[Task directions]
Continue the code review thread on XFS inode repair, starting right after its last line.
— Start Passage shown —
I thought those were invalid, though apparently they're not now?
uidgid.h says:

static inline bool uid_valid(kuid_t uid)
{
	return __kuid_val(uid) != (uid_t) -1;
}

Which is why I thought that it's not possible to have a uid of -1 on a
file.  Trying to set that uid on a file causes the kernel to reject the
value, but OTOH I can apparently create inodes with a -1 UID via
idmapping shenanigans.

<shrug>

> > +	tstamp = inode_get_atime(inode);
> > +	xrep_clamp_timestamp(ip, &tstamp);
> > +	inode_set_atime_to_ts(inode, tstamp);
> 
> Meh, I hate these new VFS timestamp access helper..

They're very clunky.

> > +	/* Find the last block before 32G; this is the dir size. */
> > +	error = xfs_iread_extents(sc->tp, sc->ip, XFS_DATA_FORK);
> 
> I think that comments needs to go down to the off asignment and
> xfs_iext_lookup_extent_before call.

Done.

> > +/*
> > + * Fix any irregularities in an inode's size now that we can iterate extent
> > + * maps and access other regular inode data.
> > + */
> > +STATIC void
> > +xrep_inode_size(
> > +	struct xfs_scrub	*sc)
— End Passage shown —
— Start Data section —
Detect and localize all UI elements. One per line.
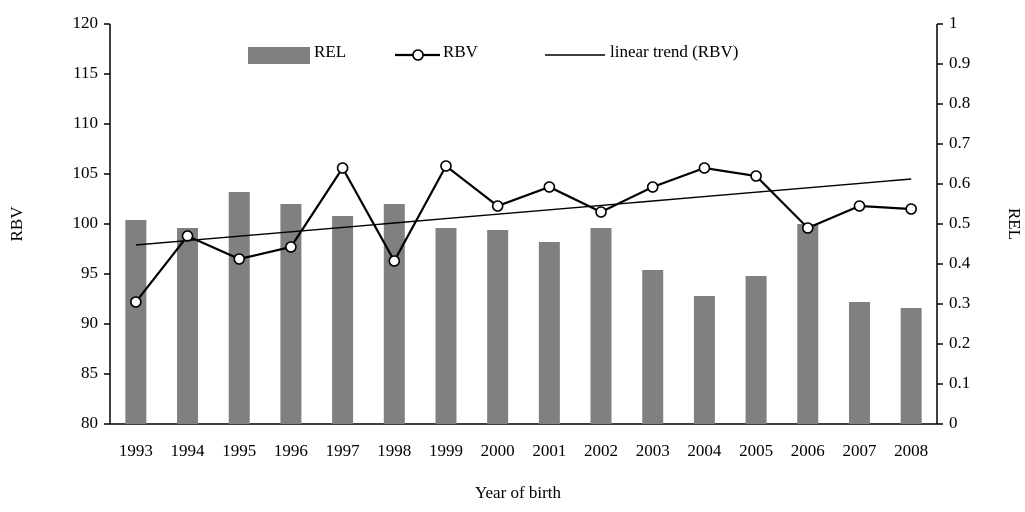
— End Data section —
[Response to the exercise]
> > +{
> > +	trace_xrep_inode_size(sc);
> > +
> > +	/*
> > +	 * Currently we only support fixing size on extents or btree format
> > +	 * directories.  Files can be any size and sizes for the other inode
> > +	 * special types are fixed by xrep_dinode_size.
> > +	 */
> > +	if (!S_ISDIR(VFS_I(sc->ip)->i_mode))
> > +		return;
> 
> I think moving this check to the caller and renaming the function would
> be a bit nicer, especially if we grow more file type specific checks
> in the future.

That's the only one, so I'll rename it to xrep_inode_dir_size and hoist
this check to the caller.

> Otherwise this looks reasonable to me.

Woo, thanks for reading through all this. :)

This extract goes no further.